- _PROBLEM_:
Copy out every line of the data exactly.

>> start RECORD LIST

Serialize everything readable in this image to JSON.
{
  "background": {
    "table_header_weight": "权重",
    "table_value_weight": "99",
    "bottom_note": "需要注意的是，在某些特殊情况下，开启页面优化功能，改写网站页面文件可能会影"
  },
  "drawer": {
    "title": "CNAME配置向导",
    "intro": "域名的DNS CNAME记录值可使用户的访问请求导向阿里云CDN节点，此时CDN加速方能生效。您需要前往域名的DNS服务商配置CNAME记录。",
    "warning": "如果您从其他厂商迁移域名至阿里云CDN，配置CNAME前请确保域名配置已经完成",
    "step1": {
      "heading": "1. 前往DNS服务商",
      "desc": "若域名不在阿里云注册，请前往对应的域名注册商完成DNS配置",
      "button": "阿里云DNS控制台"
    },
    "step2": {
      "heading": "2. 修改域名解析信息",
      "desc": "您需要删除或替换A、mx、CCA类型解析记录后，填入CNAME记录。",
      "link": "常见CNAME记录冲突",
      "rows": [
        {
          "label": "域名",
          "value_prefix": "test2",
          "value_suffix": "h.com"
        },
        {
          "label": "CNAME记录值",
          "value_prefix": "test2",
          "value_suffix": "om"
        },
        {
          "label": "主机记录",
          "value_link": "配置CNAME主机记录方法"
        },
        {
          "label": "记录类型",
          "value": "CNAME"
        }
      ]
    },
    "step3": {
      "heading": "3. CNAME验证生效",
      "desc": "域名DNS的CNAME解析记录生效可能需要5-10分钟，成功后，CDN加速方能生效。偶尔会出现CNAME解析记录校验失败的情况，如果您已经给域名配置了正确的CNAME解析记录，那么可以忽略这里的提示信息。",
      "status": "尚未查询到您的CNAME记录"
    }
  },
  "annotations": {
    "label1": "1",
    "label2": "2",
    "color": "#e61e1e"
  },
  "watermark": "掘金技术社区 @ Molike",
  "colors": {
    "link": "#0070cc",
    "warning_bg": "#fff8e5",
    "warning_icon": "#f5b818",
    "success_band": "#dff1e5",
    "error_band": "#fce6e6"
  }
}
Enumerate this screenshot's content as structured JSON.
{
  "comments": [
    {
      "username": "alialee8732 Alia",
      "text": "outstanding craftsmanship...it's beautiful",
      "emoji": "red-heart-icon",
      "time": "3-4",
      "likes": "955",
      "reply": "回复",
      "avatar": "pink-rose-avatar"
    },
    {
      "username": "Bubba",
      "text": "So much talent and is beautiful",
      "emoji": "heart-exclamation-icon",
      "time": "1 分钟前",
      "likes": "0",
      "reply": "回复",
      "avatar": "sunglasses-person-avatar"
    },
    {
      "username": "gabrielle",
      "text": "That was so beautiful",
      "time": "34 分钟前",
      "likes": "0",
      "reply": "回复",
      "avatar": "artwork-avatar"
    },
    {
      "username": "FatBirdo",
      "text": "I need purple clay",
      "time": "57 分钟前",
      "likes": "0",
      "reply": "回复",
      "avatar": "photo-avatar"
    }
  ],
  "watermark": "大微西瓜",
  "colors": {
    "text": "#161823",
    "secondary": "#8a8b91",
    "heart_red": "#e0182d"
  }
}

>> end RECORD LIST

- _SOLUTION TO THIS PROBLEM_:
Serialize everything readable in this image to JSON.
{
  "background": {
    "table_header_weight": "权重",
    "table_value_weight": "99",
    "bottom_note": "需要注意的是，在某些特殊情况下，开启页面优化功能，改写网站页面文件可能会影"
  },
  "drawer": {
    "title": "CNAME配置向导",
    "intro": "域名的DNS CNAME记录值可使用户的访问请求导向阿里云CDN节点，此时CDN加速方能生效。您需要前往域名的DNS服务商配置CNAME记录。",
    "warning": "如果您从其他厂商迁移域名至阿里云CDN，配置CNAME前请确保域名配置已经完成",
    "step1": {
      "heading": "1. 前往DNS服务商",
      "desc": "若域名不在阿里云注册，请前往对应的域名注册商完成DNS配置",
      "button": "阿里云DNS控制台"
    },
    "step2": {
      "heading": "2. 修改域名解析信息",
      "desc": "您需要删除或替换A、mx、CCA类型解析记录后，填入CNAME记录。",
      "link": "常见CNAME记录冲突",
      "rows": [
        {
          "label": "域名",
          "value_prefix": "test2",
          "value_suffix": "h.com"
        },
        {
          "label": "CNAME记录值",
          "value_prefix": "test2",
          "value_suffix": "om"
        },
        {
          "label": "主机记录",
          "value_link": "配置CNAME主机记录方法"
        },
        {
          "label": "记录类型",
          "value": "CNAME"
        }
      ]
    },
    "step3": {
      "heading": "3. CNAME验证生效",
      "desc": "域名DNS的CNAME解析记录生效可能需要5-10分钟，成功后，CDN加速方能生效。偶尔会出现CNAME解析记录校验失败的情况，如果您已经给域名配置了正确的CNAME解析记录，那么可以忽略这里的提示信息。",
      "status": "尚未查询到您的CNAME记录"
    }
  },
  "annotations": {
    "label1": "1",
    "label2": "2",
    "color": "#e61e1e"
  },
  "watermark": "掘金技术社区 @ Molike",
  "colors": {
    "link": "#0070cc",
    "warning_bg": "#fff8e5",
    "warning_icon": "#f5b818",
    "success_band": "#dff1e5",
    "error_band": "#fce6e6"
  }
}
Enumerate this screenshot's content as structured JSON.
{
  "comments": [
    {
      "username": "alialee8732 Alia",
      "text": "outstanding craftsmanship...it's beautiful",
      "emoji": "red-heart-icon",
      "time": "3-4",
      "likes": "955",
      "reply": "回复",
      "avatar": "pink-rose-avatar"
    },
    {
      "username": "Bubba",
      "text": "So much talent and is beautiful",
      "emoji": "heart-exclamation-icon",
      "time": "1 分钟前",
      "likes": "0",
      "reply": "回复",
      "avatar": "sunglasses-person-avatar"
    },
    {
      "username": "gabrielle",
      "text": "That was so beautiful",
      "time": "34 分钟前",
      "likes": "0",
      "reply": "回复",
      "avatar": "artwork-avatar"
    },
    {
      "username": "FatBirdo",
      "text": "I need purple clay",
      "time": "57 分钟前",
      "likes": "0",
      "reply": "回复",
      "avatar": "photo-avatar"
    }
  ],
  "watermark": "大微西瓜",
  "colors": {
    "text": "#161823",
    "secondary": "#8a8b91",
    "heart_red": "#e0182d"
  }
}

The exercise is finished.